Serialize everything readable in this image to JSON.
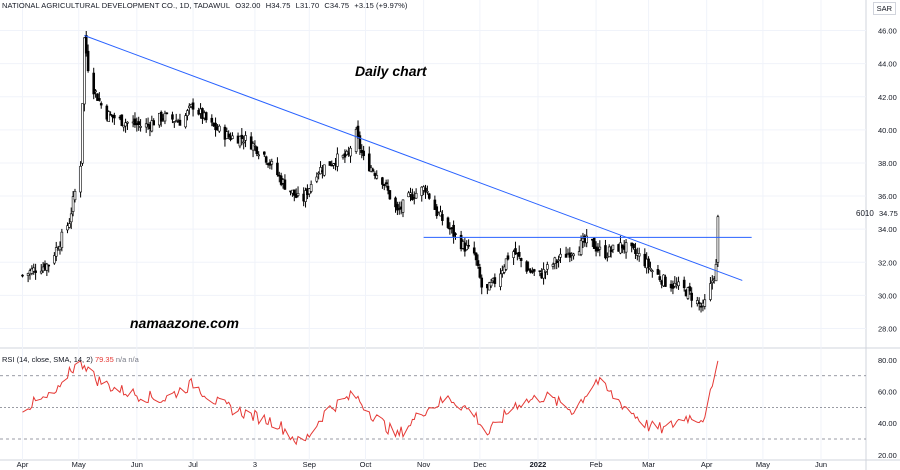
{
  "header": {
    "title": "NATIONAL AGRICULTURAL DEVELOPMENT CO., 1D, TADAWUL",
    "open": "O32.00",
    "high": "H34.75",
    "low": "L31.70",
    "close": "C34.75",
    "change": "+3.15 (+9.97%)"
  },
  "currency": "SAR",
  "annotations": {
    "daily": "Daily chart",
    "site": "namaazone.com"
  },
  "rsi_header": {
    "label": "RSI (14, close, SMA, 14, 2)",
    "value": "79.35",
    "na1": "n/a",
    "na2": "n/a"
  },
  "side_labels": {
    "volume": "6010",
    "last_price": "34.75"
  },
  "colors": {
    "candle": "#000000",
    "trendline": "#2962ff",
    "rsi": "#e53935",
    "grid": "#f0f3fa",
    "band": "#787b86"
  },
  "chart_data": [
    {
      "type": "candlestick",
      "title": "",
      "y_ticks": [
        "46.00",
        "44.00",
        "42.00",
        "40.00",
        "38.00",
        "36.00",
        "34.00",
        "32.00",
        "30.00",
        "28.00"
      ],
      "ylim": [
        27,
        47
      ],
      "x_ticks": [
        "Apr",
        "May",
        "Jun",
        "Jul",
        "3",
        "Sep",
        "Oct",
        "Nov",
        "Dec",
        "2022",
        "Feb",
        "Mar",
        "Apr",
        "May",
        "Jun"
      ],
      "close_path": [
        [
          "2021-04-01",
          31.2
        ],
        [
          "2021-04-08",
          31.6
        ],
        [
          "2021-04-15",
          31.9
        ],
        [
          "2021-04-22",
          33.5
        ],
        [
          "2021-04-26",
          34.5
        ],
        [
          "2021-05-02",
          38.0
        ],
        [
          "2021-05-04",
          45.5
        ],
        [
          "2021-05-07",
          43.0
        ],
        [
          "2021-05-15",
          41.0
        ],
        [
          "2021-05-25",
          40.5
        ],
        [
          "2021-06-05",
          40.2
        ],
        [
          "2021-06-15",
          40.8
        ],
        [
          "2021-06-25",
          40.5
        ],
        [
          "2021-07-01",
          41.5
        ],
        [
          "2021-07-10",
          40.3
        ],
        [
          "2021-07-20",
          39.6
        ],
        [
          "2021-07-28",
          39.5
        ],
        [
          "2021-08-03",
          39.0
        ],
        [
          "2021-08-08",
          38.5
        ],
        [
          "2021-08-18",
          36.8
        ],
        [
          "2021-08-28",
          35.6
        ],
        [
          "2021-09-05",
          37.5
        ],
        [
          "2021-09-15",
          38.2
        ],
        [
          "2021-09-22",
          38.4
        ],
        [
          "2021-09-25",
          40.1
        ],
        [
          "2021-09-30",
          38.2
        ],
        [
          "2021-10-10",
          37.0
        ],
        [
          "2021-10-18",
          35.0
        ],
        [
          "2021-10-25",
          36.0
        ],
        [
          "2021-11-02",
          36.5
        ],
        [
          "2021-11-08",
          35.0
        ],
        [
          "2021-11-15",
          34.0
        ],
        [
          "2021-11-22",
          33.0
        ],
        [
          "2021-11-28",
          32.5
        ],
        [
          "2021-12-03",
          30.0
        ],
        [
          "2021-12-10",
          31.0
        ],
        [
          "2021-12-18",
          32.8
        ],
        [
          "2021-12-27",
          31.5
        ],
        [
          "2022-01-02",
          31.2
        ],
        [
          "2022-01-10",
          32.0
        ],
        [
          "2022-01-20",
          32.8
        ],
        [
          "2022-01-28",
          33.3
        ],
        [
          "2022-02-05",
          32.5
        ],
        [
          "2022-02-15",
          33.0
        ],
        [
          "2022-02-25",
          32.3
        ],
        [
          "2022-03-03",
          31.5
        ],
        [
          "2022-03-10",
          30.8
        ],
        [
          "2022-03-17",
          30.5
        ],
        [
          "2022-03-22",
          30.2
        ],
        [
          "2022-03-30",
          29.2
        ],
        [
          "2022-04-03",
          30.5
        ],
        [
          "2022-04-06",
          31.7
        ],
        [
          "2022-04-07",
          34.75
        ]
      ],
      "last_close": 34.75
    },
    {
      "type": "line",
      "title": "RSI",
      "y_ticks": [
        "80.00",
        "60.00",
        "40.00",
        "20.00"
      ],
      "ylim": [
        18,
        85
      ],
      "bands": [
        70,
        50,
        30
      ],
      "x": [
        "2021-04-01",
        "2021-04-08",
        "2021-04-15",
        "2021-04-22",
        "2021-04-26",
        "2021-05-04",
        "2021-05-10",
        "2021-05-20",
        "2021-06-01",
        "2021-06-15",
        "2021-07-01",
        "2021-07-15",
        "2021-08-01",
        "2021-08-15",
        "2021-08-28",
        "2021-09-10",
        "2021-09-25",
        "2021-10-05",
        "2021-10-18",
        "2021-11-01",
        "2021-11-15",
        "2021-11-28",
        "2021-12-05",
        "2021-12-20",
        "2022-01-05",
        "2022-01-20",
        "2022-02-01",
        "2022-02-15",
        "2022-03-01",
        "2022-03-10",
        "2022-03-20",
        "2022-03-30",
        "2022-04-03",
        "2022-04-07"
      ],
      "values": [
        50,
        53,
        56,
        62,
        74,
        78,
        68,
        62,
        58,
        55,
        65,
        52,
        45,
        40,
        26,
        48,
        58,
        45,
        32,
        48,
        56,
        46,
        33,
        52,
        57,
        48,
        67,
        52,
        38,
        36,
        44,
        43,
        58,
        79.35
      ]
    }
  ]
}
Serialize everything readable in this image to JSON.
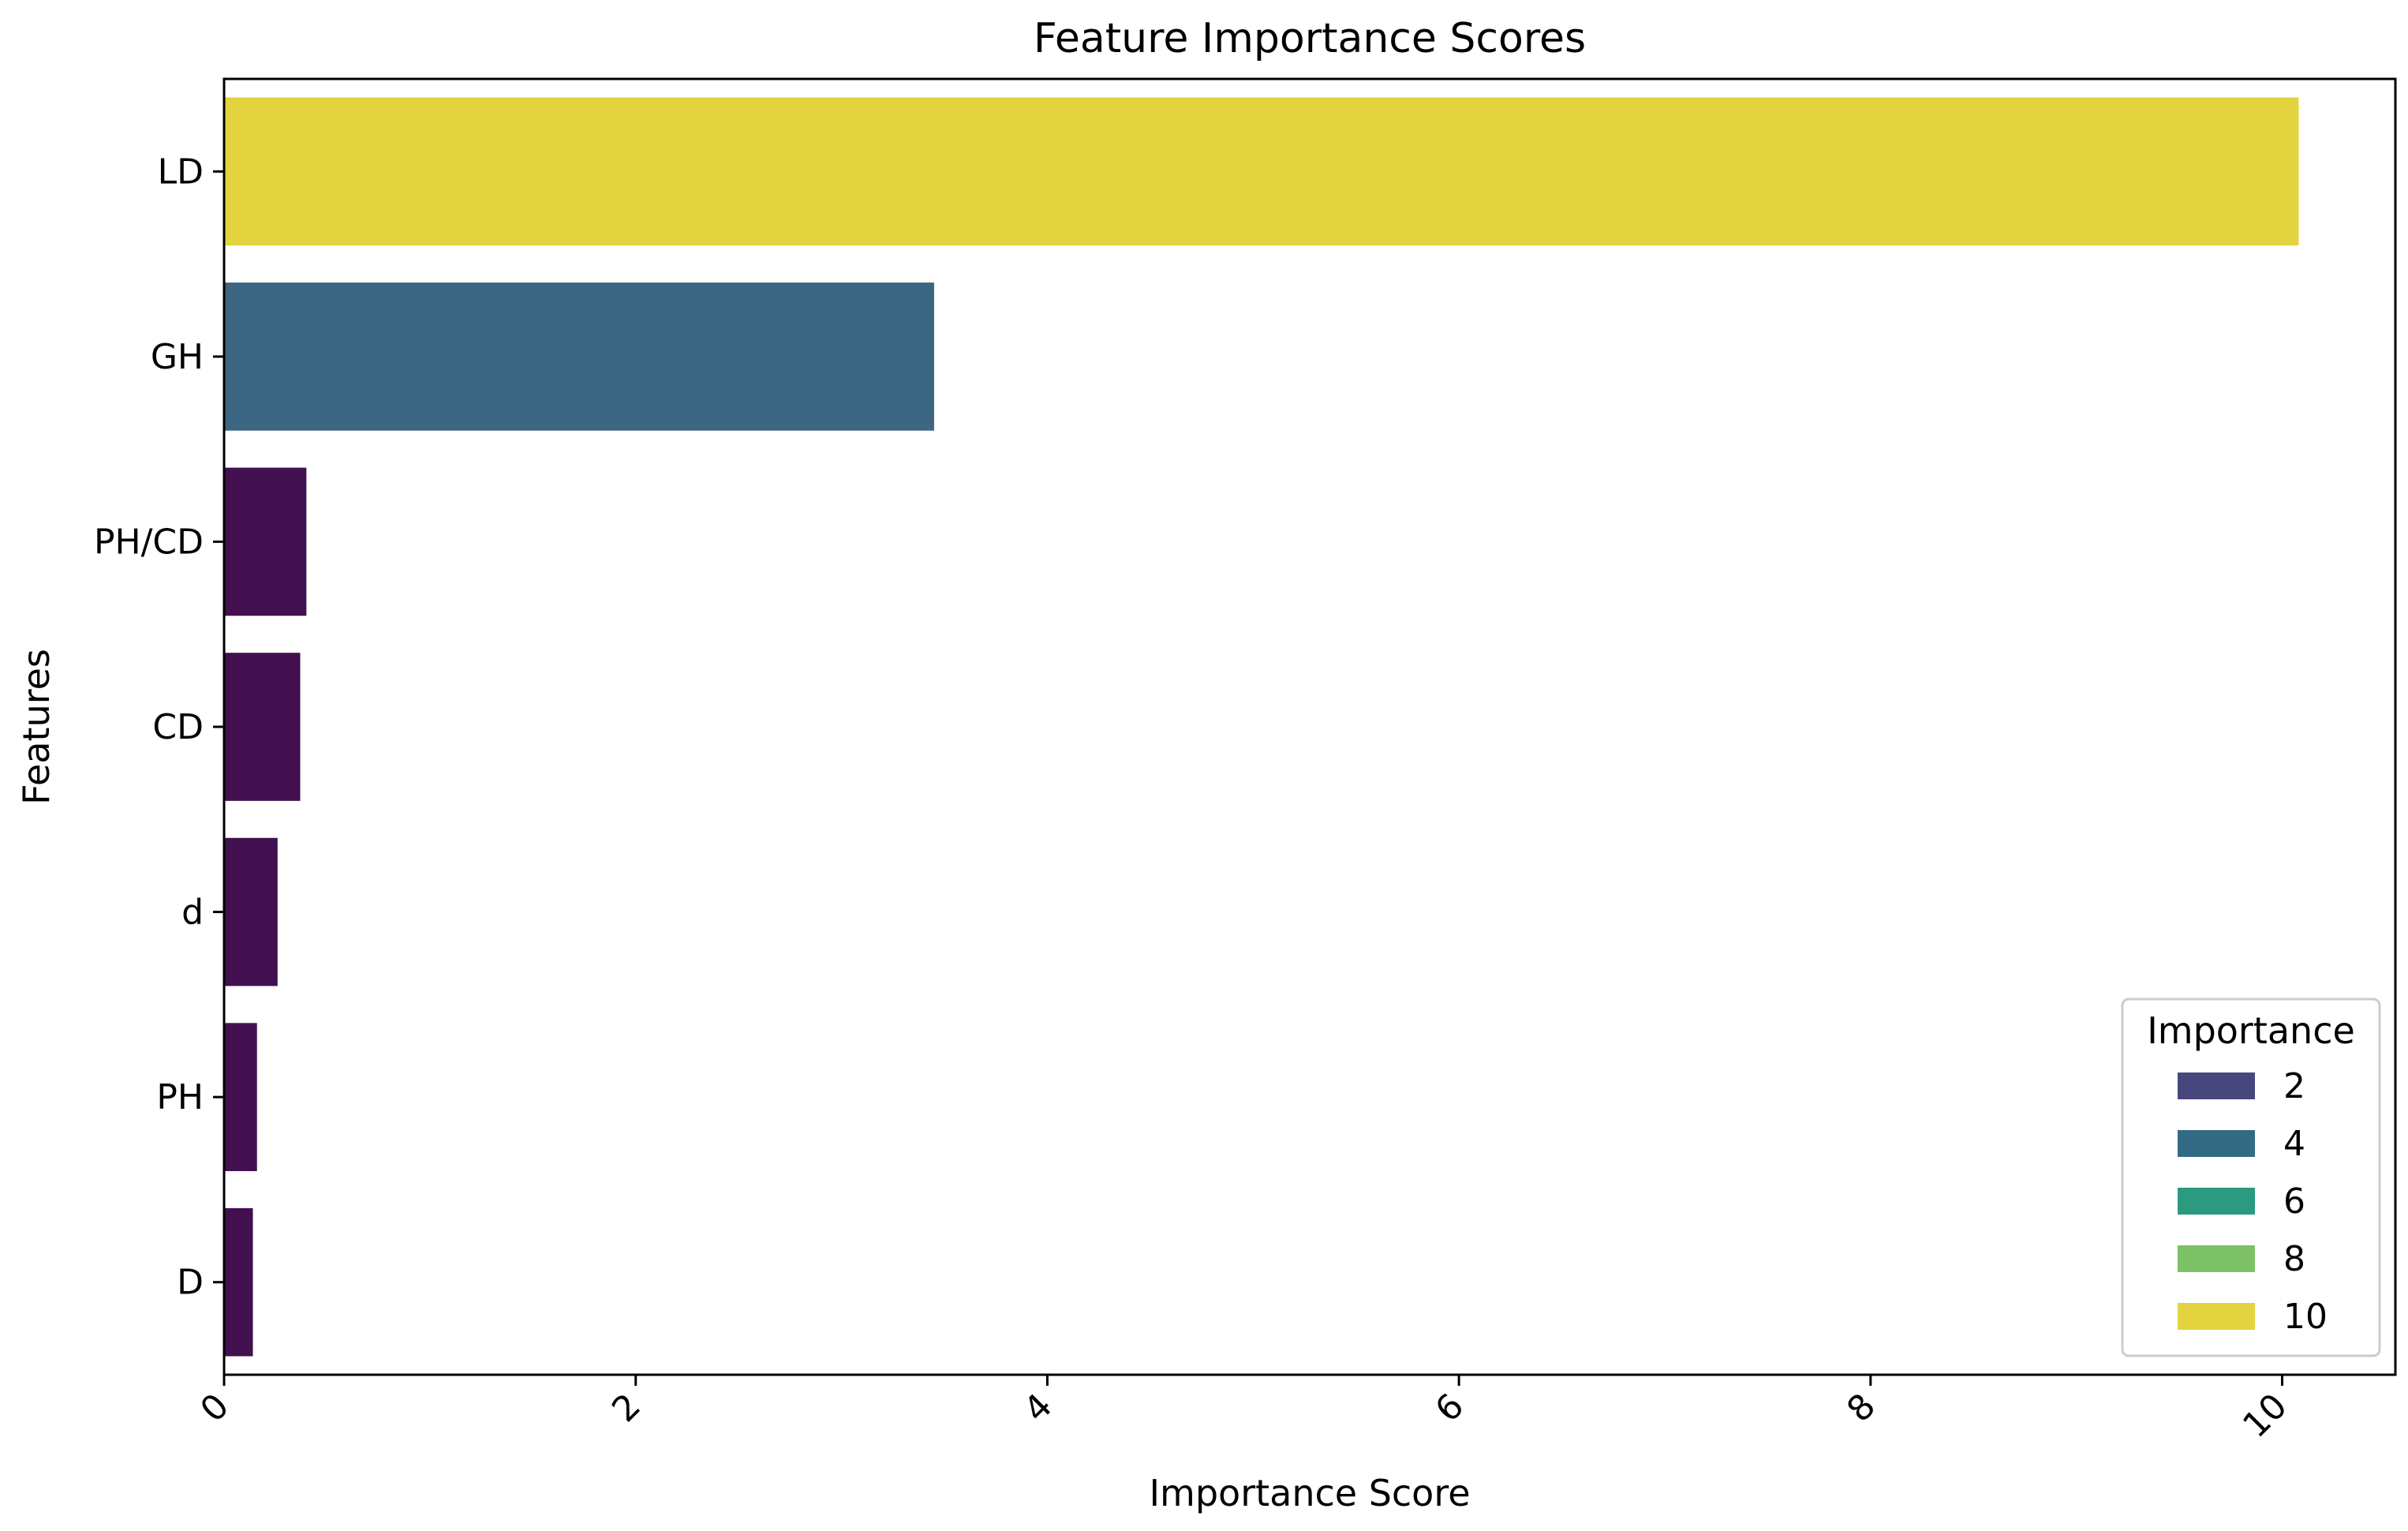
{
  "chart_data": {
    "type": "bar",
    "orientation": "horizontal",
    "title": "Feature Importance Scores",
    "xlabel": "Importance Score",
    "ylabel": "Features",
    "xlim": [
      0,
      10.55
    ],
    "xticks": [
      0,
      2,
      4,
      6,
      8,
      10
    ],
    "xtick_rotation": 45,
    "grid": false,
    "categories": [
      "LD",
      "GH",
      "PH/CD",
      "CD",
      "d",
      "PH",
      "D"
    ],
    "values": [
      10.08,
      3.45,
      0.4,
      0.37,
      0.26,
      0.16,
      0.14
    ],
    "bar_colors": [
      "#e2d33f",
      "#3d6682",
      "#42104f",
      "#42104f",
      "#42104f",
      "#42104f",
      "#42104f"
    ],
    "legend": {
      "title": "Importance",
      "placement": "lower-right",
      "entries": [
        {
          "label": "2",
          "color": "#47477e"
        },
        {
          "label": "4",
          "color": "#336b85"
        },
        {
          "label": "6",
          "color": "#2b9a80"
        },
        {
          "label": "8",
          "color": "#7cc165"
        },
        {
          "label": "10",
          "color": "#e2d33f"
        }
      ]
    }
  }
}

+ + +

Without including any picture, repeat the data exactly.

→ **FINAL RESULT**
Serialize everything readable in this image to JSON.
{
  "header": {
    "title": "NATIONAL AGRICULTURAL DEVELOPMENT CO., 1D, TADAWUL",
    "open": "O32.00",
    "high": "H34.75",
    "low": "L31.70",
    "close": "C34.75",
    "change": "+3.15 (+9.97%)"
  },
  "currency": "SAR",
  "annotations": {
    "daily": "Daily chart",
    "site": "namaazone.com"
  },
  "rsi_header": {
    "label": "RSI (14, close, SMA, 14, 2)",
    "value": "79.35",
    "na1": "n/a",
    "na2": "n/a"
  },
  "side_labels": {
    "volume": "6010",
    "last_price": "34.75"
  },
  "colors": {
    "candle": "#000000",
    "trendline": "#2962ff",
    "rsi": "#e53935",
    "grid": "#f0f3fa",
    "band": "#787b86"
  },
  "chart_data": [
    {
      "type": "candlestick",
      "title": "",
      "y_ticks": [
        "46.00",
        "44.00",
        "42.00",
        "40.00",
        "38.00",
        "36.00",
        "34.00",
        "32.00",
        "30.00",
        "28.00"
      ],
      "ylim": [
        27,
        47
      ],
      "x_ticks": [
        "Apr",
        "May",
        "Jun",
        "Jul",
        "3",
        "Sep",
        "Oct",
        "Nov",
        "Dec",
        "2022",
        "Feb",
        "Mar",
        "Apr",
        "May",
        "Jun"
      ],
      "close_path": [
        [
          "2021-04-01",
          31.2
        ],
        [
          "2021-04-08",
          31.6
        ],
        [
          "2021-04-15",
          31.9
        ],
        [
          "2021-04-22",
          33.5
        ],
        [
          "2021-04-26",
          34.5
        ],
        [
          "2021-05-02",
          38.0
        ],
        [
          "2021-05-04",
          45.5
        ],
        [
          "2021-05-07",
          43.0
        ],
        [
          "2021-05-15",
          41.0
        ],
        [
          "2021-05-25",
          40.5
        ],
        [
          "2021-06-05",
          40.2
        ],
        [
          "2021-06-15",
          40.8
        ],
        [
          "2021-06-25",
          40.5
        ],
        [
          "2021-07-01",
          41.5
        ],
        [
          "2021-07-10",
          40.3
        ],
        [
          "2021-07-20",
          39.6
        ],
        [
          "2021-07-28",
          39.5
        ],
        [
          "2021-08-03",
          39.0
        ],
        [
          "2021-08-08",
          38.5
        ],
        [
          "2021-08-18",
          36.8
        ],
        [
          "2021-08-28",
          35.6
        ],
        [
          "2021-09-05",
          37.5
        ],
        [
          "2021-09-15",
          38.2
        ],
        [
          "2021-09-22",
          38.4
        ],
        [
          "2021-09-25",
          40.1
        ],
        [
          "2021-09-30",
          38.2
        ],
        [
          "2021-10-10",
          37.0
        ],
        [
          "2021-10-18",
          35.0
        ],
        [
          "2021-10-25",
          36.0
        ],
        [
          "2021-11-02",
          36.5
        ],
        [
          "2021-11-08",
          35.0
        ],
        [
          "2021-11-15",
          34.0
        ],
        [
          "2021-11-22",
          33.0
        ],
        [
          "2021-11-28",
          32.5
        ],
        [
          "2021-12-03",
          30.0
        ],
        [
          "2021-12-10",
          31.0
        ],
        [
          "2021-12-18",
          32.8
        ],
        [
          "2021-12-27",
          31.5
        ],
        [
          "2022-01-02",
          31.2
        ],
        [
          "2022-01-10",
          32.0
        ],
        [
          "2022-01-20",
          32.8
        ],
        [
          "2022-01-28",
          33.3
        ],
        [
          "2022-02-05",
          32.5
        ],
        [
          "2022-02-15",
          33.0
        ],
        [
          "2022-02-25",
          32.3
        ],
        [
          "2022-03-03",
          31.5
        ],
        [
          "2022-03-10",
          30.8
        ],
        [
          "2022-03-17",
          30.5
        ],
        [
          "2022-03-22",
          30.2
        ],
        [
          "2022-03-30",
          29.2
        ],
        [
          "2022-04-03",
          30.5
        ],
        [
          "2022-04-06",
          31.7
        ],
        [
          "2022-04-07",
          34.75
        ]
      ],
      "last_close": 34.75
    },
    {
      "type": "line",
      "title": "RSI",
      "y_ticks": [
        "80.00",
        "60.00",
        "40.00",
        "20.00"
      ],
      "ylim": [
        18,
        85
      ],
      "bands": [
        70,
        50,
        30
      ],
      "x": [
        "2021-04-01",
        "2021-04-08",
        "2021-04-15",
        "2021-04-22",
        "2021-04-26",
        "2021-05-04",
        "2021-05-10",
        "2021-05-20",
        "2021-06-01",
        "2021-06-15",
        "2021-07-01",
        "2021-07-15",
        "2021-08-01",
        "2021-08-15",
        "2021-08-28",
        "2021-09-10",
        "2021-09-25",
        "2021-10-05",
        "2021-10-18",
        "2021-11-01",
        "2021-11-15",
        "2021-11-28",
        "2021-12-05",
        "2021-12-20",
        "2022-01-05",
        "2022-01-20",
        "2022-02-01",
        "2022-02-15",
        "2022-03-01",
        "2022-03-10",
        "2022-03-20",
        "2022-03-30",
        "2022-04-03",
        "2022-04-07"
      ],
      "values": [
        50,
        53,
        56,
        62,
        74,
        78,
        68,
        62,
        58,
        55,
        65,
        52,
        45,
        40,
        26,
        48,
        58,
        45,
        32,
        48,
        56,
        46,
        33,
        52,
        57,
        48,
        67,
        52,
        38,
        36,
        44,
        43,
        58,
        79.35
      ]
    }
  ]
}
Serialize everything readable in this image to JSON.
{
  "chart_data": {
    "type": "bar",
    "orientation": "horizontal",
    "title": "Feature Importance Scores",
    "xlabel": "Importance Score",
    "ylabel": "Features",
    "xlim": [
      0,
      10.55
    ],
    "xticks": [
      0,
      2,
      4,
      6,
      8,
      10
    ],
    "xtick_rotation": 45,
    "grid": false,
    "categories": [
      "LD",
      "GH",
      "PH/CD",
      "CD",
      "d",
      "PH",
      "D"
    ],
    "values": [
      10.08,
      3.45,
      0.4,
      0.37,
      0.26,
      0.16,
      0.14
    ],
    "bar_colors": [
      "#e2d33f",
      "#3d6682",
      "#42104f",
      "#42104f",
      "#42104f",
      "#42104f",
      "#42104f"
    ],
    "legend": {
      "title": "Importance",
      "placement": "lower-right",
      "entries": [
        {
          "label": "2",
          "color": "#47477e"
        },
        {
          "label": "4",
          "color": "#336b85"
        },
        {
          "label": "6",
          "color": "#2b9a80"
        },
        {
          "label": "8",
          "color": "#7cc165"
        },
        {
          "label": "10",
          "color": "#e2d33f"
        }
      ]
    }
  }
}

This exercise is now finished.